[Dataset items]
....................
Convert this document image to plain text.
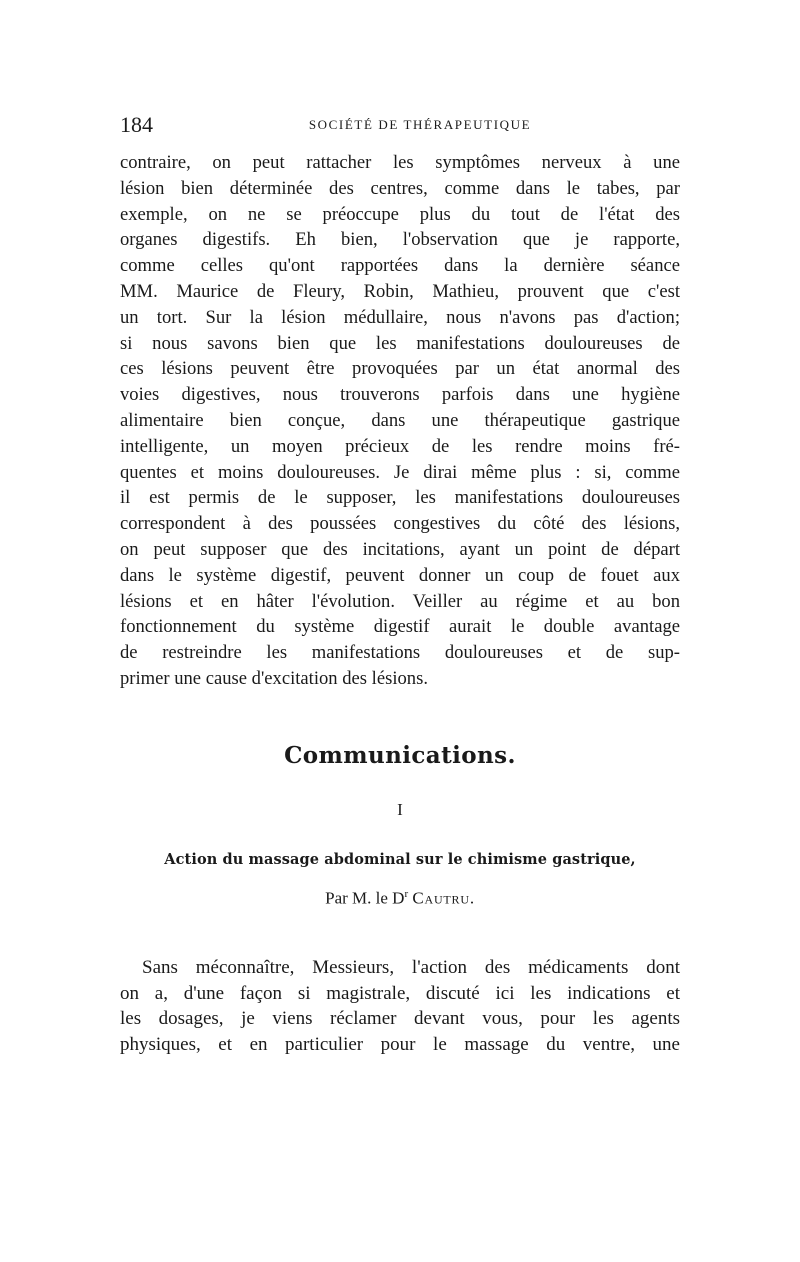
184	SOCIÉTÉ DE THÉRAPEUTIQUE

contraire, on peut rattacher les symptômes nerveux à une
lésion bien déterminée des centres, comme dans le tabes, par
exemple, on ne se préoccupe plus du tout de l'état des
organes digestifs. Eh bien, l'observation que je rapporte,
comme celles qu'ont rapportées dans la dernière séance
MM. Maurice de Fleury, Robin, Mathieu, prouvent que c'est
un tort. Sur la lésion médullaire, nous n'avons pas d'action;
si nous savons bien que les manifestations douloureuses de
ces lésions peuvent être provoquées par un état anormal des
voies digestives, nous trouverons parfois dans une hygiène
alimentaire bien conçue, dans une thérapeutique gastrique
intelligente, un moyen précieux de les rendre moins fré-
quentes et moins douloureuses. Je dirai même plus : si, comme
il est permis de le supposer, les manifestations douloureuses
correspondent à des poussées congestives du côté des lésions,
on peut supposer que des incitations, ayant un point de départ
dans le système digestif, peuvent donner un coup de fouet aux
lésions et en hâter l'évolution. Veiller au régime et au bon
fonctionnement du système digestif aurait le double avantage
de restreindre les manifestations douloureuses et de sup-
primer une cause d'excitation des lésions.

Communications.
I
Action du massage abdominal sur le chimisme gastrique,
Par M. le $D^r$ Cautru.

Sans méconnaître, Messieurs, l'action des médicaments dont
on a, d'une façon si magistrale, discuté ici les indications et
les dosages, je viens réclamer devant vous, pour les agents
physiques, et en particulier pour le massage du ventre, une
....................
Repeat every record above exactly, but leave out any pictures.

Right answer:
Convert this document image to plain text.
184	SOCIÉTÉ DE THÉRAPEUTIQUE

contraire, on peut rattacher les symptômes nerveux à une
lésion bien déterminée des centres, comme dans le tabes, par
exemple, on ne se préoccupe plus du tout de l'état des
organes digestifs. Eh bien, l'observation que je rapporte,
comme celles qu'ont rapportées dans la dernière séance
MM. Maurice de Fleury, Robin, Mathieu, prouvent que c'est
un tort. Sur la lésion médullaire, nous n'avons pas d'action;
si nous savons bien que les manifestations douloureuses de
ces lésions peuvent être provoquées par un état anormal des
voies digestives, nous trouverons parfois dans une hygiène
alimentaire bien conçue, dans une thérapeutique gastrique
intelligente, un moyen précieux de les rendre moins fré-
quentes et moins douloureuses. Je dirai même plus : si, comme
il est permis de le supposer, les manifestations douloureuses
correspondent à des poussées congestives du côté des lésions,
on peut supposer que des incitations, ayant un point de départ
dans le système digestif, peuvent donner un coup de fouet aux
lésions et en hâter l'évolution. Veiller au régime et au bon
fonctionnement du système digestif aurait le double avantage
de restreindre les manifestations douloureuses et de sup-
primer une cause d'excitation des lésions.

Communications.
I
Action du massage abdominal sur le chimisme gastrique,
Par M. le $D^r$ Cautru.

Sans méconnaître, Messieurs, l'action des médicaments dont
on a, d'une façon si magistrale, discuté ici les indications et
les dosages, je viens réclamer devant vous, pour les agents
physiques, et en particulier pour le massage du ventre, une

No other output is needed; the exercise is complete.